## start

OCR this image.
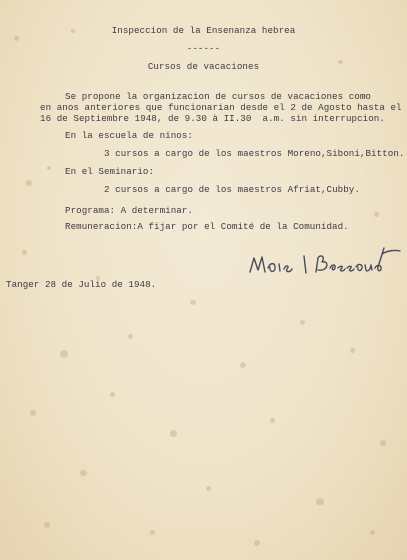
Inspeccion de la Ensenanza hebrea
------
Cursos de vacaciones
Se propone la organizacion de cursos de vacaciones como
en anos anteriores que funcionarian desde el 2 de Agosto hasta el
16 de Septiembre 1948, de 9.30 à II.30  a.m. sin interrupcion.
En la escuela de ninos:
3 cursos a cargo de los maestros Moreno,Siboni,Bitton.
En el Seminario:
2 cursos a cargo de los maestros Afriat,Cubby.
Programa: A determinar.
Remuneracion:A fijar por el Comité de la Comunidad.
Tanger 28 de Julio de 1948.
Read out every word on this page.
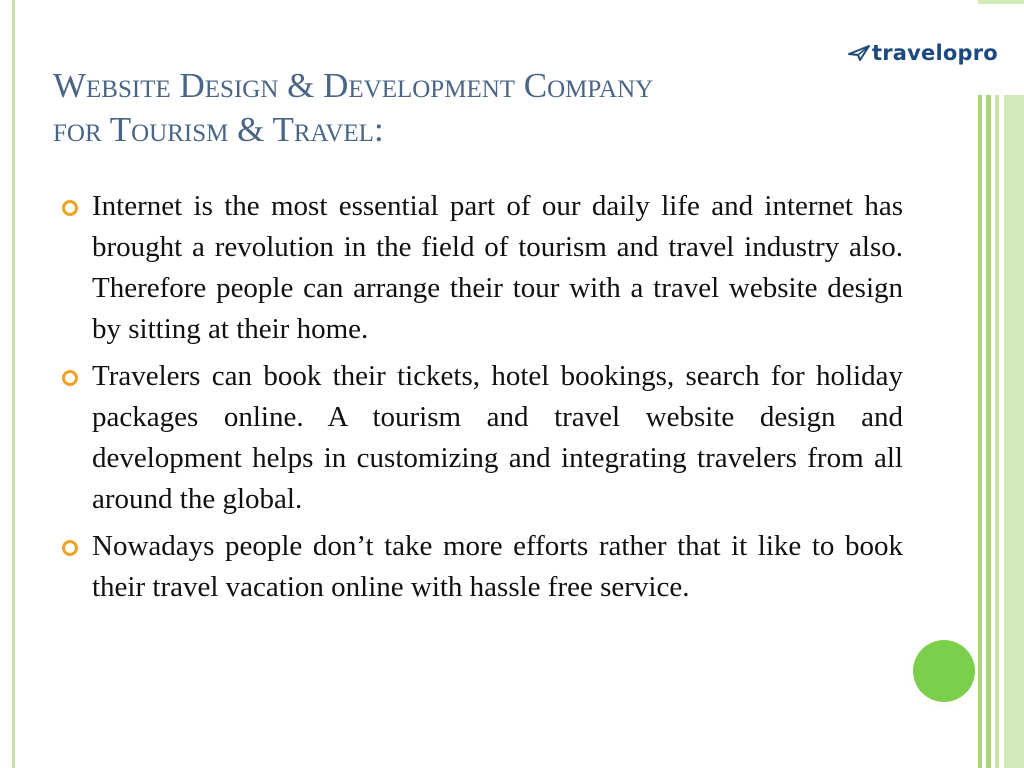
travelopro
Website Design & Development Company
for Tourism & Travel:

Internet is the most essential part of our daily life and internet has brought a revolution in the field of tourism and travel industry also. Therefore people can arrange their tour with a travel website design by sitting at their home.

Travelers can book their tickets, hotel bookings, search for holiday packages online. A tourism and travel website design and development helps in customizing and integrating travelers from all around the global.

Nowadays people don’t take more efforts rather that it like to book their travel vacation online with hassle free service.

## end
## start

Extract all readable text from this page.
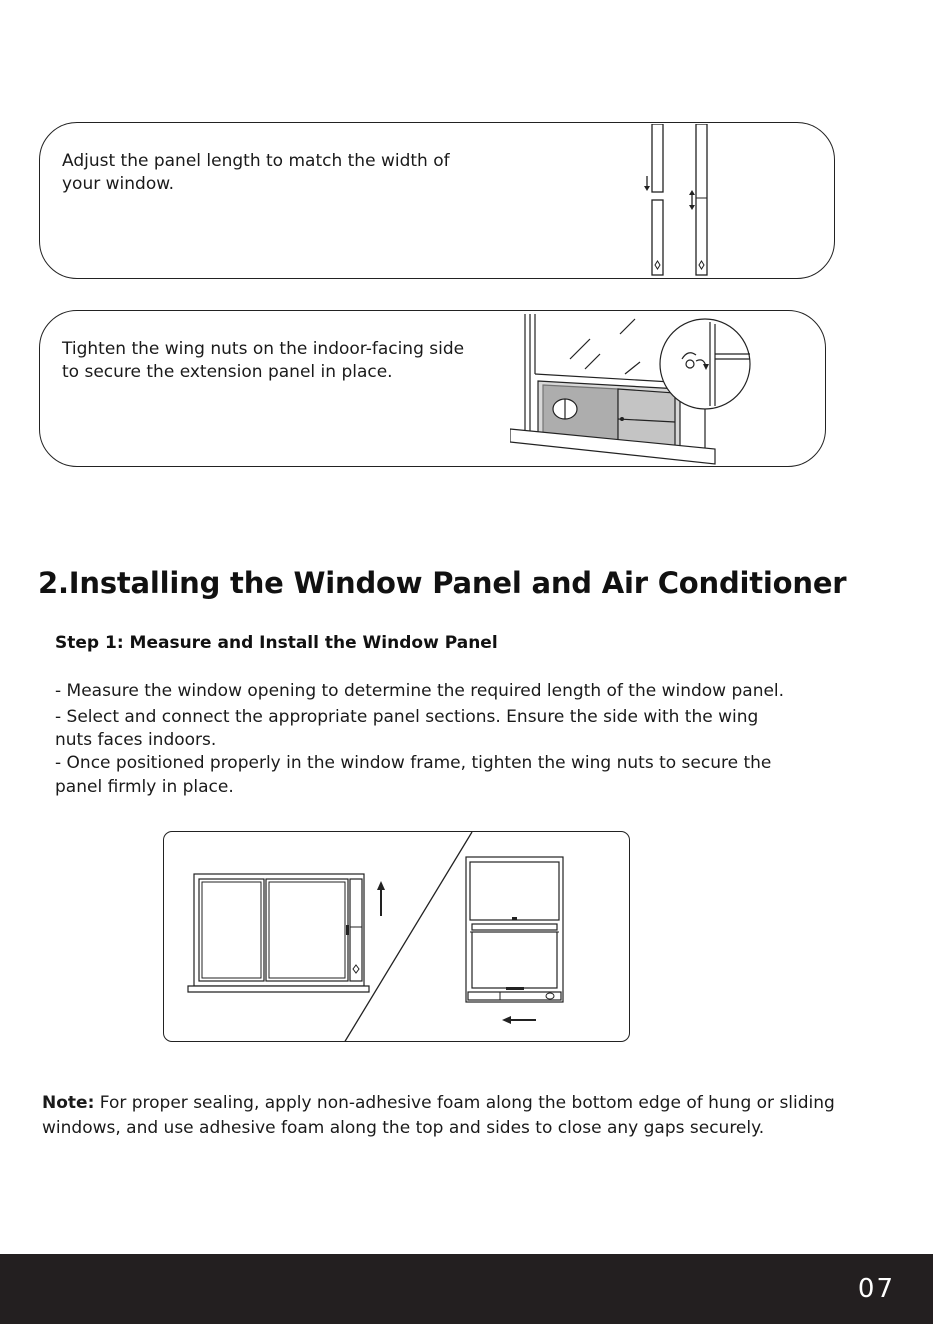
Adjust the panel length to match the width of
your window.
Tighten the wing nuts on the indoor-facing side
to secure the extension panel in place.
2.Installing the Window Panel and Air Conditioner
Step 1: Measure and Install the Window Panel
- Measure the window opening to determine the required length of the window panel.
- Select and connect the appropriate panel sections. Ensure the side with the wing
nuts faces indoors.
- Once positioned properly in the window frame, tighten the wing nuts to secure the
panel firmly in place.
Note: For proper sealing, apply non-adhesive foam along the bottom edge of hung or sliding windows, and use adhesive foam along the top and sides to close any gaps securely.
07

## end

> **THE REQUEST**: Check each line of the records above for the string "Measure", and report every line that has it.

> **THE RESPONSE**:
Step 1: Measure and Install the Window Panel
- Measure the window opening to determine the required length of the window panel.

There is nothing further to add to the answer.